───── ENTRIES SHOWN

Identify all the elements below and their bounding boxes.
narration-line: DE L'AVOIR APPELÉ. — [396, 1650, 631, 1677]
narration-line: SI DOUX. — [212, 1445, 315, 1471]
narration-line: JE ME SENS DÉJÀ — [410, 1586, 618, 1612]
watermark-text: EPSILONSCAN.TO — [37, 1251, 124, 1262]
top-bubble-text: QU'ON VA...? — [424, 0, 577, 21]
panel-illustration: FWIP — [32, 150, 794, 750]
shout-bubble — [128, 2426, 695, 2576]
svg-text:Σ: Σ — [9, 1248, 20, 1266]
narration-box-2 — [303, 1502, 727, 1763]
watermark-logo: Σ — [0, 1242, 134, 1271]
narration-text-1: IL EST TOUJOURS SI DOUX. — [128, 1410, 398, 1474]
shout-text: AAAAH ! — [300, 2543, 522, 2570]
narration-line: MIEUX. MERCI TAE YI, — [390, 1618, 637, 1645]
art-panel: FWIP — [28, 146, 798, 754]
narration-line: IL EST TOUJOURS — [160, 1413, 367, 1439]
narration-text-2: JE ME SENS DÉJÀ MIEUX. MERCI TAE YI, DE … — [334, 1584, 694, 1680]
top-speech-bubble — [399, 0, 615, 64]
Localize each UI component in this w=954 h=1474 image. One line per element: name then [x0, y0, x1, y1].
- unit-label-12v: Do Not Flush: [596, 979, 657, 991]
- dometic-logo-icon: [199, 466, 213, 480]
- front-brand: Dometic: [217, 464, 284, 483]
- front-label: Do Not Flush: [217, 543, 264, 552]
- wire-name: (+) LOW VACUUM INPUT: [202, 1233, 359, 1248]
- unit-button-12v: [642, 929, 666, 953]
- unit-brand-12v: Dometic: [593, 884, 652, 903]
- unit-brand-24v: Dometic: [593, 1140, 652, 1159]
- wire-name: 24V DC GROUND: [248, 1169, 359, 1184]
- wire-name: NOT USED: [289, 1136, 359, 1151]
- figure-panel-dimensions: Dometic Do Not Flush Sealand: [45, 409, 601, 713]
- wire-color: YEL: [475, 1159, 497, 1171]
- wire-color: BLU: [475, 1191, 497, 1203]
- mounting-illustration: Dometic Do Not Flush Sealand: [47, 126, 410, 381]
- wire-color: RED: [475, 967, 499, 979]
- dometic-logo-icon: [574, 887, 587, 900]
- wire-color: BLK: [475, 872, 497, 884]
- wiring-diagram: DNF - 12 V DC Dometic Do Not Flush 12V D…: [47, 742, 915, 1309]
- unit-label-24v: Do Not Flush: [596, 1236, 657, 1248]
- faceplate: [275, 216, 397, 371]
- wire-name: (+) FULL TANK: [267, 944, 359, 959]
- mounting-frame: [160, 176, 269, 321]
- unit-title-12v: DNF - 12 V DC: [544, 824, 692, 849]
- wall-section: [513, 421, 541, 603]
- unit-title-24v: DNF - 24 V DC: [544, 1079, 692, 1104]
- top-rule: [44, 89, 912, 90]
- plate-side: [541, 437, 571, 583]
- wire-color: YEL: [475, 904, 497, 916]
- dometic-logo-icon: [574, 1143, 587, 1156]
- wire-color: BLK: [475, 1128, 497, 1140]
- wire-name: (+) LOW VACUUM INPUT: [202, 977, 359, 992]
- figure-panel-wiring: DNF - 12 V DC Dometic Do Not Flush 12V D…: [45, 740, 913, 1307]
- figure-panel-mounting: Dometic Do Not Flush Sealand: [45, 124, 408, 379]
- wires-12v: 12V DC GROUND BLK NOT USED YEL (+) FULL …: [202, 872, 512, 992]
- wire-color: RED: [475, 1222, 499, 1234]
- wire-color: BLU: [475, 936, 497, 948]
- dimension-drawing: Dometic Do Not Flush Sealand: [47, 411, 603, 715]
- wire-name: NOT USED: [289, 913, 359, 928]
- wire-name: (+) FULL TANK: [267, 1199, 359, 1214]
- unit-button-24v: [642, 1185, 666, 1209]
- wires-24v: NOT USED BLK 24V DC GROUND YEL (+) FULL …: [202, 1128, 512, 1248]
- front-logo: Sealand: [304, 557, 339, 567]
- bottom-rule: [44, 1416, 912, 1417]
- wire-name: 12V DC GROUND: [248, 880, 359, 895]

──────────

TASK INSTRUCTIONS.
Convert every line of the entries above into a JSON list of strings, one string per line, leaving out blank lines.

EXPECTED ANSWER.
[
  "Identify all the elements below and their bounding boxes.",
  "narration-line: DE L'AVOIR APPELÉ. — [396, 1650, 631, 1677]",
  "narration-line: SI DOUX. — [212, 1445, 315, 1471]",
  "narration-line: JE ME SENS DÉJÀ — [410, 1586, 618, 1612]",
  "watermark-text: EPSILONSCAN.TO — [37, 1251, 124, 1262]",
  "top-bubble-text: QU'ON VA...? — [424, 0, 577, 21]",
  "panel-illustration: FWIP — [32, 150, 794, 750]",
  "shout-bubble — [128, 2426, 695, 2576]",
  "svg-text:Σ: Σ — [9, 1248, 20, 1266]",
  "narration-box-2 — [303, 1502, 727, 1763]",
  "watermark-logo: Σ — [0, 1242, 134, 1271]",
  "narration-text-1: IL EST TOUJOURS SI DOUX. — [128, 1410, 398, 1474]",
  "shout-text: AAAAH ! — [300, 2543, 522, 2570]",
  "narration-line: MIEUX. MERCI TAE YI, — [390, 1618, 637, 1645]",
  "art-panel: FWIP — [28, 146, 798, 754]",
  "narration-line: IL EST TOUJOURS — [160, 1413, 367, 1439]",
  "narration-text-2: JE ME SENS DÉJÀ MIEUX. MERCI TAE YI, DE … — [334, 1584, 694, 1680]",
  "top-speech-bubble — [399, 0, 615, 64]",
  "Localize each UI component in this w=954 h=1474 image. One line per element: name then [x0, y0, x1, y1].",
  "- unit-label-12v: Do Not Flush: [596, 979, 657, 991]",
  "- dometic-logo-icon: [199, 466, 213, 480]",
  "- front-brand: Dometic: [217, 464, 284, 483]",
  "- front-label: Do Not Flush: [217, 543, 264, 552]",
  "- wire-name: (+) LOW VACUUM INPUT: [202, 1233, 359, 1248]",
  "- unit-button-12v: [642, 929, 666, 953]",
  "- unit-brand-12v: Dometic: [593, 884, 652, 903]",
  "- unit-brand-24v: Dometic: [593, 1140, 652, 1159]",
  "- wire-name: 24V DC GROUND: [248, 1169, 359, 1184]",
  "- wire-name: NOT USED: [289, 1136, 359, 1151]",
  "- figure-panel-dimensions: Dometic Do Not Flush Sealand: [45, 409, 601, 713]",
  "- wire-color: YEL: [475, 1159, 497, 1171]",
  "- wire-color: BLU: [475, 1191, 497, 1203]",
  "- mounting-illustration: Dometic Do Not Flush Sealand: [47, 126, 410, 381]",
  "- wire-color: RED: [475, 967, 499, 979]",
  "- dometic-logo-icon: [574, 887, 587, 900]",
  "- wire-color: BLK: [475, 872, 497, 884]",
  "- wiring-diagram: DNF - 12 V DC Dometic Do Not Flush 12V D…: [47, 742, 915, 1309]",
  "- unit-label-24v: Do Not Flush: [596, 1236, 657, 1248]",
  "- faceplate: [275, 216, 397, 371]",
  "- wire-name: (+) FULL TANK: [267, 944, 359, 959]",
  "- mounting-frame: [160, 176, 269, 321]",
  "- unit-title-12v: DNF - 12 V DC: [544, 824, 692, 849]",
  "- wall-section: [513, 421, 541, 603]",
  "- unit-title-24v: DNF - 24 V DC: [544, 1079, 692, 1104]",
  "- top-rule: [44, 89, 912, 90]",
  "- plate-side: [541, 437, 571, 583]",
  "- wire-color: YEL: [475, 904, 497, 916]",
  "- dometic-logo-icon: [574, 1143, 587, 1156]",
  "- wire-color: BLK: [475, 1128, 497, 1140]",
  "- wire-name: (+) LOW VACUUM INPUT: [202, 977, 359, 992]",
  "- figure-panel-wiring: DNF - 12 V DC Dometic Do Not Flush 12V D…: [45, 740, 913, 1307]",
  "- figure-panel-mounting: Dometic Do Not Flush Sealand: [45, 124, 408, 379]",
  "- wires-12v: 12V DC GROUND BLK NOT USED YEL (+) FULL …: [202, 872, 512, 992]",
  "- wire-color: RED: [475, 1222, 499, 1234]",
  "- wire-color: BLU: [475, 936, 497, 948]",
  "- dimension-drawing: Dometic Do Not Flush Sealand: [47, 411, 603, 715]",
  "- wire-name: NOT USED: [289, 913, 359, 928]",
  "- wire-name: (+) FULL TANK: [267, 1199, 359, 1214]",
  "- unit-button-24v: [642, 1185, 666, 1209]",
  "- wires-24v: NOT USED BLK 24V DC GROUND YEL (+) FULL …: [202, 1128, 512, 1248]",
  "- front-logo: Sealand: [304, 557, 339, 567]",
  "- bottom-rule: [44, 1416, 912, 1417]",
  "- wire-name: 12V DC GROUND: [248, 880, 359, 895]"
]